§ **STATED EXERCISE**:
Skip the images. Copy the records exactly as written.

§ **Stored data**:
━━━━━━━━━━━━━━━━━━━━
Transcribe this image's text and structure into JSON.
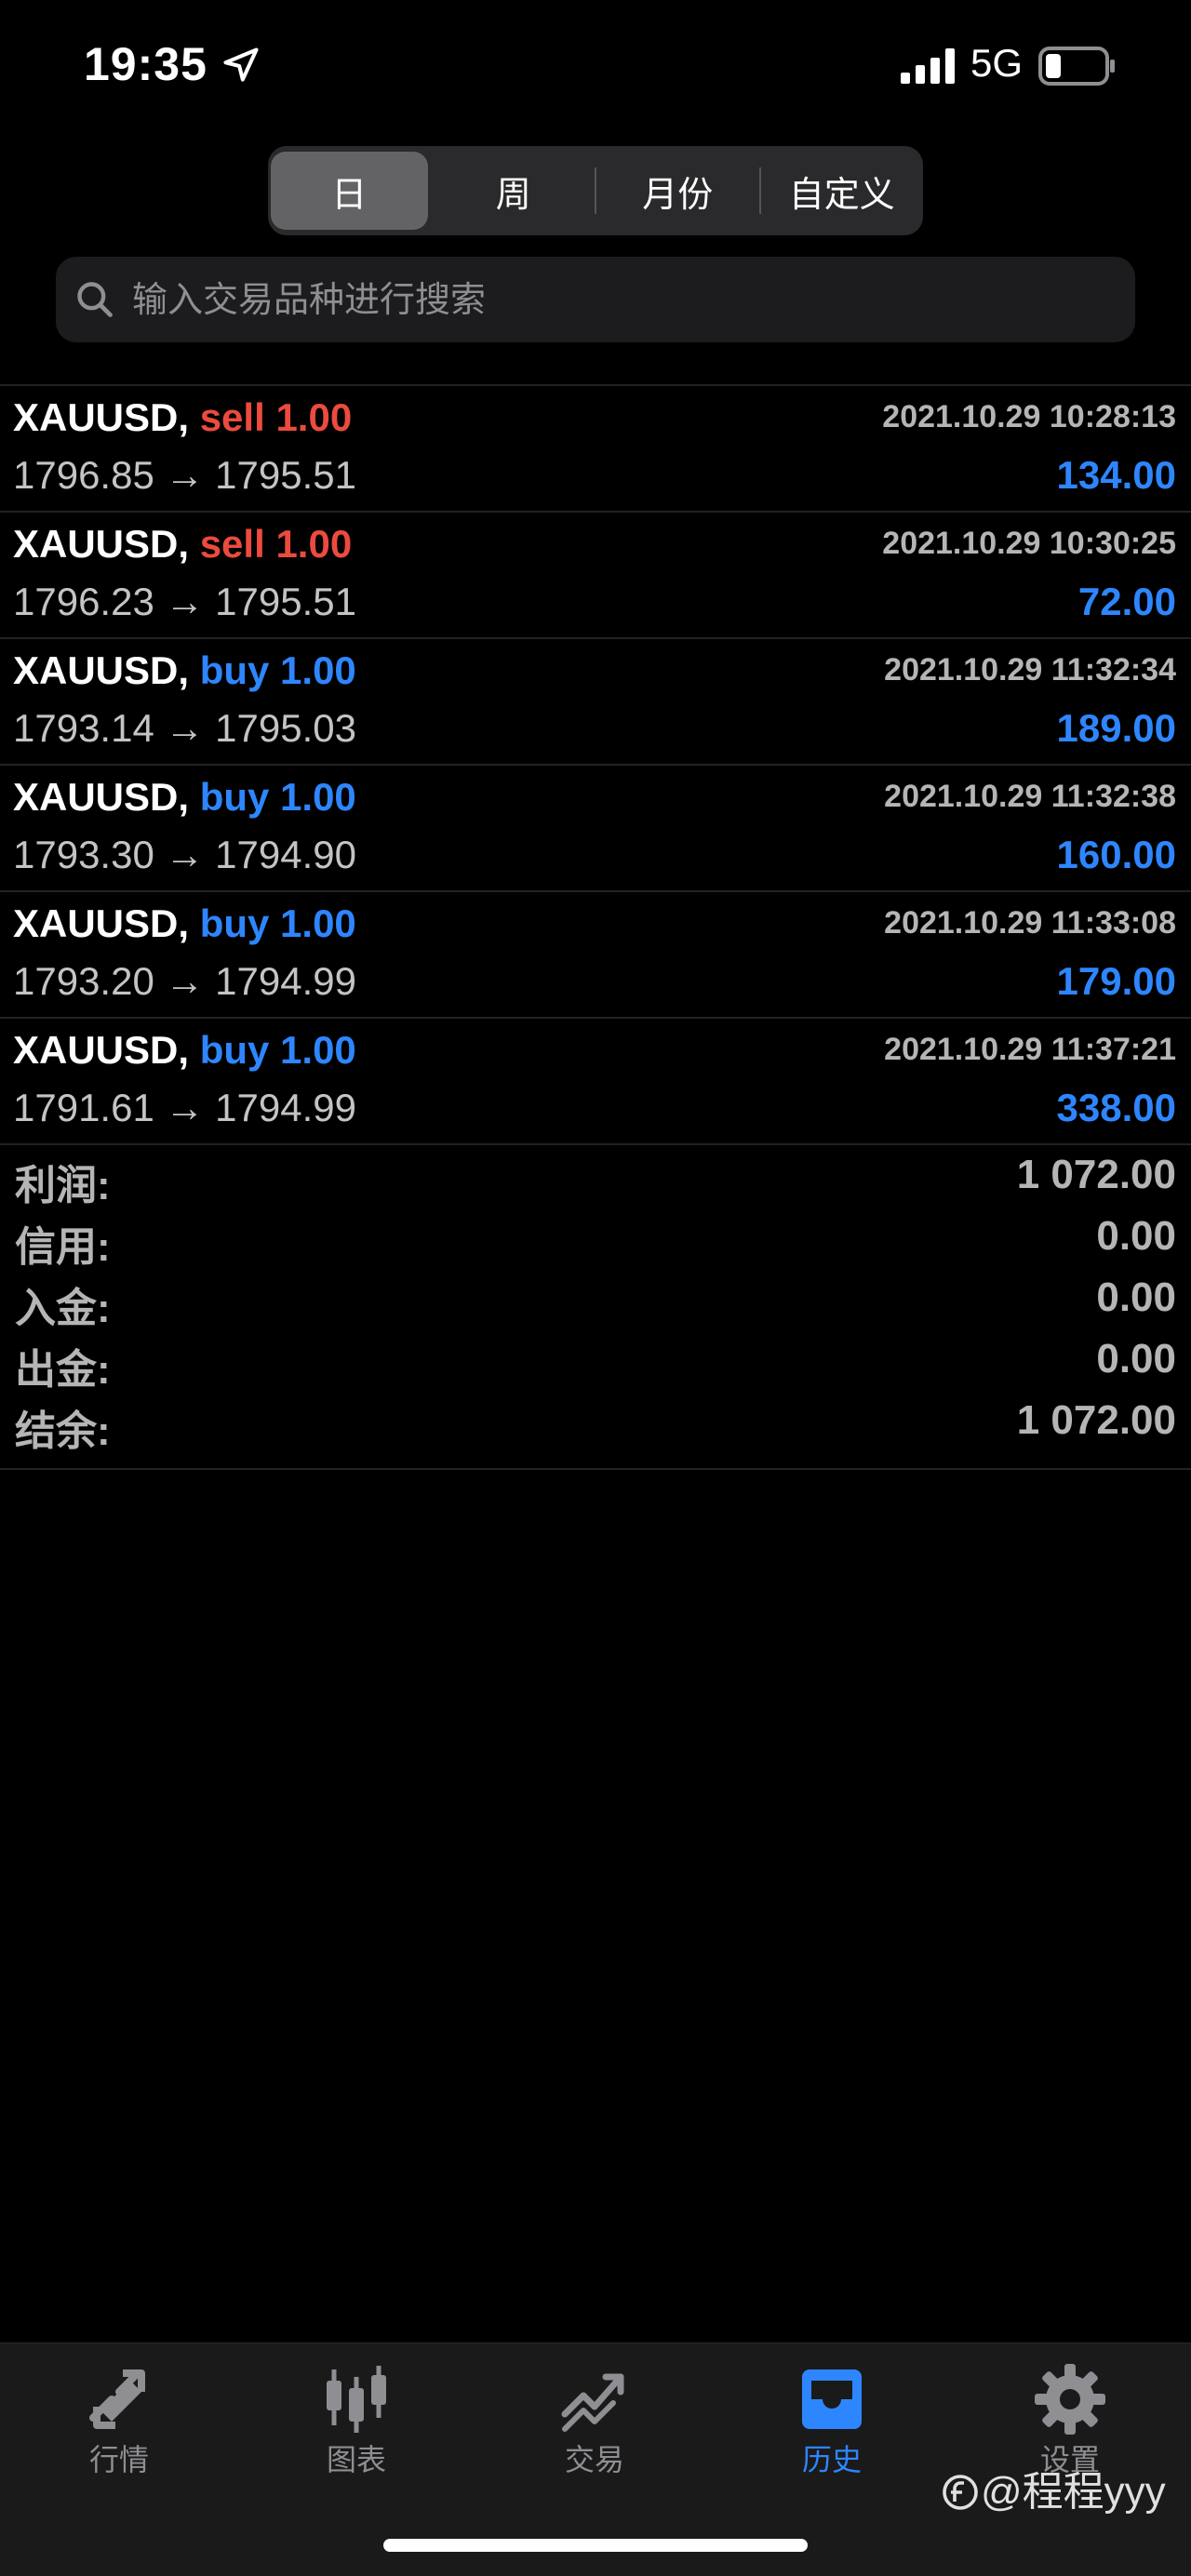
{
  "status": {
    "time": "19:35",
    "network": "5G"
  },
  "period_tabs": [
    {
      "label": "日",
      "active": true
    },
    {
      "label": "周",
      "active": false
    },
    {
      "label": "月份",
      "active": false
    },
    {
      "label": "自定义",
      "active": false
    }
  ],
  "search": {
    "placeholder": "输入交易品种进行搜索",
    "value": ""
  },
  "trades": [
    {
      "symbol": "XAUUSD,",
      "side": "sell",
      "volume": "1.00",
      "datetime": "2021.10.29 10:28:13",
      "prices": "1796.85 → 1795.51",
      "profit": "134.00"
    },
    {
      "symbol": "XAUUSD,",
      "side": "sell",
      "volume": "1.00",
      "datetime": "2021.10.29 10:30:25",
      "prices": "1796.23 → 1795.51",
      "profit": "72.00"
    },
    {
      "symbol": "XAUUSD,",
      "side": "buy",
      "volume": "1.00",
      "datetime": "2021.10.29 11:32:34",
      "prices": "1793.14 → 1795.03",
      "profit": "189.00"
    },
    {
      "symbol": "XAUUSD,",
      "side": "buy",
      "volume": "1.00",
      "datetime": "2021.10.29 11:32:38",
      "prices": "1793.30 → 1794.90",
      "profit": "160.00"
    },
    {
      "symbol": "XAUUSD,",
      "side": "buy",
      "volume": "1.00",
      "datetime": "2021.10.29 11:33:08",
      "prices": "1793.20 → 1794.99",
      "profit": "179.00"
    },
    {
      "symbol": "XAUUSD,",
      "side": "buy",
      "volume": "1.00",
      "datetime": "2021.10.29 11:37:21",
      "prices": "1791.61 → 1794.99",
      "profit": "338.00"
    }
  ],
  "summary": [
    {
      "label": "利润:",
      "value": "1 072.00"
    },
    {
      "label": "信用:",
      "value": "0.00"
    },
    {
      "label": "入金:",
      "value": "0.00"
    },
    {
      "label": "出金:",
      "value": "0.00"
    },
    {
      "label": "结余:",
      "value": "1 072.00"
    }
  ],
  "tabbar": [
    {
      "label": "行情",
      "icon": "quotes-icon",
      "active": false
    },
    {
      "label": "图表",
      "icon": "chart-icon",
      "active": false
    },
    {
      "label": "交易",
      "icon": "trade-icon",
      "active": false
    },
    {
      "label": "历史",
      "icon": "history-icon",
      "active": true
    },
    {
      "label": "设置",
      "icon": "settings-icon",
      "active": false
    }
  ],
  "watermark": "@程程yyy",
  "colors": {
    "sell": "#eb4b3e",
    "buy": "#2e86ff",
    "active_tab": "#2e86ff",
    "inactive_tab": "#8e8e93"
  }
}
━━━━━━━━━━━━━━━━━━━━
§ **PROBLEM SOLUTION**:
Transcribe this image's text and structure into JSON.
{
  "status": {
    "time": "19:35",
    "network": "5G"
  },
  "period_tabs": [
    {
      "label": "日",
      "active": true
    },
    {
      "label": "周",
      "active": false
    },
    {
      "label": "月份",
      "active": false
    },
    {
      "label": "自定义",
      "active": false
    }
  ],
  "search": {
    "placeholder": "输入交易品种进行搜索",
    "value": ""
  },
  "trades": [
    {
      "symbol": "XAUUSD,",
      "side": "sell",
      "volume": "1.00",
      "datetime": "2021.10.29 10:28:13",
      "prices": "1796.85 → 1795.51",
      "profit": "134.00"
    },
    {
      "symbol": "XAUUSD,",
      "side": "sell",
      "volume": "1.00",
      "datetime": "2021.10.29 10:30:25",
      "prices": "1796.23 → 1795.51",
      "profit": "72.00"
    },
    {
      "symbol": "XAUUSD,",
      "side": "buy",
      "volume": "1.00",
      "datetime": "2021.10.29 11:32:34",
      "prices": "1793.14 → 1795.03",
      "profit": "189.00"
    },
    {
      "symbol": "XAUUSD,",
      "side": "buy",
      "volume": "1.00",
      "datetime": "2021.10.29 11:32:38",
      "prices": "1793.30 → 1794.90",
      "profit": "160.00"
    },
    {
      "symbol": "XAUUSD,",
      "side": "buy",
      "volume": "1.00",
      "datetime": "2021.10.29 11:33:08",
      "prices": "1793.20 → 1794.99",
      "profit": "179.00"
    },
    {
      "symbol": "XAUUSD,",
      "side": "buy",
      "volume": "1.00",
      "datetime": "2021.10.29 11:37:21",
      "prices": "1791.61 → 1794.99",
      "profit": "338.00"
    }
  ],
  "summary": [
    {
      "label": "利润:",
      "value": "1 072.00"
    },
    {
      "label": "信用:",
      "value": "0.00"
    },
    {
      "label": "入金:",
      "value": "0.00"
    },
    {
      "label": "出金:",
      "value": "0.00"
    },
    {
      "label": "结余:",
      "value": "1 072.00"
    }
  ],
  "tabbar": [
    {
      "label": "行情",
      "icon": "quotes-icon",
      "active": false
    },
    {
      "label": "图表",
      "icon": "chart-icon",
      "active": false
    },
    {
      "label": "交易",
      "icon": "trade-icon",
      "active": false
    },
    {
      "label": "历史",
      "icon": "history-icon",
      "active": true
    },
    {
      "label": "设置",
      "icon": "settings-icon",
      "active": false
    }
  ],
  "watermark": "@程程yyy",
  "colors": {
    "sell": "#eb4b3e",
    "buy": "#2e86ff",
    "active_tab": "#2e86ff",
    "inactive_tab": "#8e8e93"
  }
}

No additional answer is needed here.